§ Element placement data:
Begin

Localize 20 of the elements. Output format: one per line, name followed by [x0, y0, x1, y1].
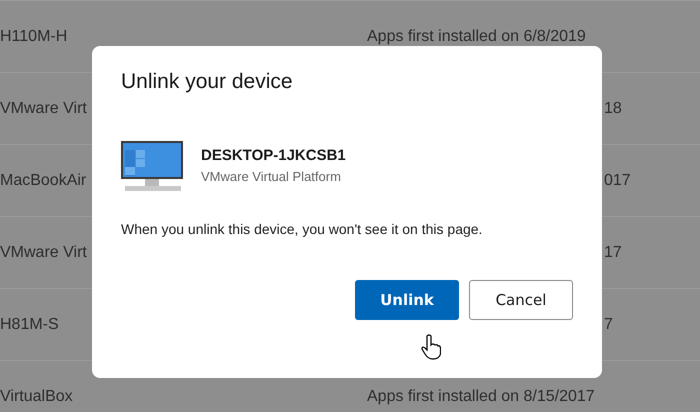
install-date: 18	[604, 100, 622, 118]
device-name: MacBookAir	[0, 172, 86, 188]
install-date: 7	[604, 316, 613, 334]
device-name: VMware Virt	[0, 100, 87, 116]
cancel-button[interactable]: Cancel	[469, 280, 573, 320]
install-date: 17	[604, 244, 622, 262]
monitor-icon	[121, 141, 183, 193]
device-name: VMware Virt	[0, 244, 87, 260]
unlink-button[interactable]: Unlink	[355, 280, 459, 320]
dialog-title: Unlink your device	[121, 70, 294, 95]
install-date: Apps first installed on 6/8/2019	[367, 28, 586, 46]
install-date: 017	[604, 172, 631, 190]
device-name: H110M-H	[0, 28, 68, 44]
hand-cursor-icon	[421, 334, 441, 360]
device-model: VMware Virtual Platform	[201, 169, 341, 184]
dialog-message: When you unlink this device, you won't see it on this page.	[121, 221, 484, 237]
device-name: H81M-S	[0, 316, 59, 332]
device-name: VirtualBox	[0, 388, 73, 404]
install-date: Apps first installed on 8/15/2017	[367, 388, 595, 406]
device-name: DESKTOP-1JKCSB1	[201, 147, 346, 164]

End

§ Required work:
Can you retype all the rows above character for character, leaving out the picture lines?

§ Problem solution:
Localize 20 of the elements. Output format: one per line, name followed by [x0, y0, x1, y1].
install-date: 18	[604, 100, 622, 118]
device-name: MacBookAir	[0, 172, 86, 188]
install-date: 7	[604, 316, 613, 334]
device-name: VMware Virt	[0, 100, 87, 116]
cancel-button[interactable]: Cancel	[469, 280, 573, 320]
install-date: 17	[604, 244, 622, 262]
monitor-icon	[121, 141, 183, 193]
device-name: VMware Virt	[0, 244, 87, 260]
unlink-button[interactable]: Unlink	[355, 280, 459, 320]
dialog-title: Unlink your device	[121, 70, 294, 95]
install-date: Apps first installed on 6/8/2019	[367, 28, 586, 46]
install-date: 017	[604, 172, 631, 190]
device-name: H110M-H	[0, 28, 68, 44]
hand-cursor-icon	[421, 334, 441, 360]
device-model: VMware Virtual Platform	[201, 169, 341, 184]
dialog-message: When you unlink this device, you won't see it on this page.	[121, 221, 484, 237]
device-name: H81M-S	[0, 316, 59, 332]
device-name: VirtualBox	[0, 388, 73, 404]
install-date: Apps first installed on 8/15/2017	[367, 388, 595, 406]
device-name: DESKTOP-1JKCSB1	[201, 147, 346, 164]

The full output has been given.